- [To be done] Check each line of the material. Copy those containing "writer".
--------------------
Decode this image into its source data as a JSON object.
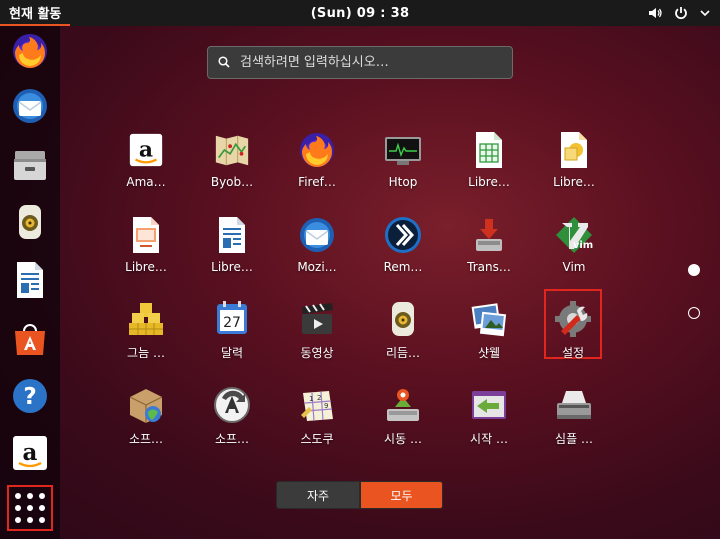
{
  "topbar": {
    "activities": "현재 활동",
    "clock": "(Sun) 09 : 38",
    "volume_icon": "speaker-icon",
    "power_icon": "power-icon",
    "menu_icon": "chevron-down-icon"
  },
  "dock": {
    "items": [
      {
        "name": "firefox",
        "icon": "firefox-icon"
      },
      {
        "name": "thunderbird",
        "icon": "thunderbird-icon"
      },
      {
        "name": "files",
        "icon": "file-cabinet-icon"
      },
      {
        "name": "rhythmbox",
        "icon": "speaker-device-icon"
      },
      {
        "name": "writer",
        "icon": "document-writer-icon"
      },
      {
        "name": "software",
        "icon": "shopping-bag-icon"
      },
      {
        "name": "help",
        "icon": "help-icon"
      },
      {
        "name": "amazon",
        "icon": "amazon-icon"
      }
    ],
    "show_apps_icon": "app-grid-icon"
  },
  "search": {
    "placeholder": "검색하려면 입력하십시오…"
  },
  "apps": [
    {
      "label": "Ama…",
      "icon": "amazon-icon"
    },
    {
      "label": "Byob…",
      "icon": "byobu-map-icon"
    },
    {
      "label": "Firef…",
      "icon": "firefox-icon"
    },
    {
      "label": "Htop",
      "icon": "htop-monitor-icon"
    },
    {
      "label": "Libre…",
      "icon": "libreoffice-calc-icon"
    },
    {
      "label": "Libre…",
      "icon": "libreoffice-draw-icon"
    },
    {
      "label": "Libre…",
      "icon": "libreoffice-impress-icon"
    },
    {
      "label": "Libre…",
      "icon": "libreoffice-writer-icon"
    },
    {
      "label": "Mozi…",
      "icon": "thunderbird-icon"
    },
    {
      "label": "Rem…",
      "icon": "remmina-icon"
    },
    {
      "label": "Trans…",
      "icon": "transmission-icon"
    },
    {
      "label": "Vim",
      "icon": "vim-icon"
    },
    {
      "label": "그늠 …",
      "icon": "mahjongg-icon"
    },
    {
      "label": "달력",
      "icon": "calendar-icon"
    },
    {
      "label": "동영상",
      "icon": "video-clapper-icon"
    },
    {
      "label": "리듬…",
      "icon": "rhythmbox-icon"
    },
    {
      "label": "샷웰",
      "icon": "shotwell-photo-icon"
    },
    {
      "label": "설정",
      "icon": "settings-tools-icon"
    },
    {
      "label": "소프…",
      "icon": "software-package-icon"
    },
    {
      "label": "소프…",
      "icon": "software-update-icon"
    },
    {
      "label": "스도쿠",
      "icon": "sudoku-icon"
    },
    {
      "label": "시동 …",
      "icon": "startup-disk-icon"
    },
    {
      "label": "시작 …",
      "icon": "startup-applications-icon"
    },
    {
      "label": "심플 …",
      "icon": "scanner-icon"
    }
  ],
  "selected_app": "설정",
  "pager": {
    "current_page": 1,
    "total_pages": 2
  },
  "toggle": {
    "frequent_label": "자주",
    "all_label": "모두",
    "active": "모두"
  },
  "colors": {
    "accent": "#e95420",
    "highlight_border": "#e0261d",
    "topbar": "#1a1a1a"
  }
}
--------------------
- [The answer]
        "name": "writer",
        "icon": "document-writer-icon"
      "icon": "libreoffice-writer-icon"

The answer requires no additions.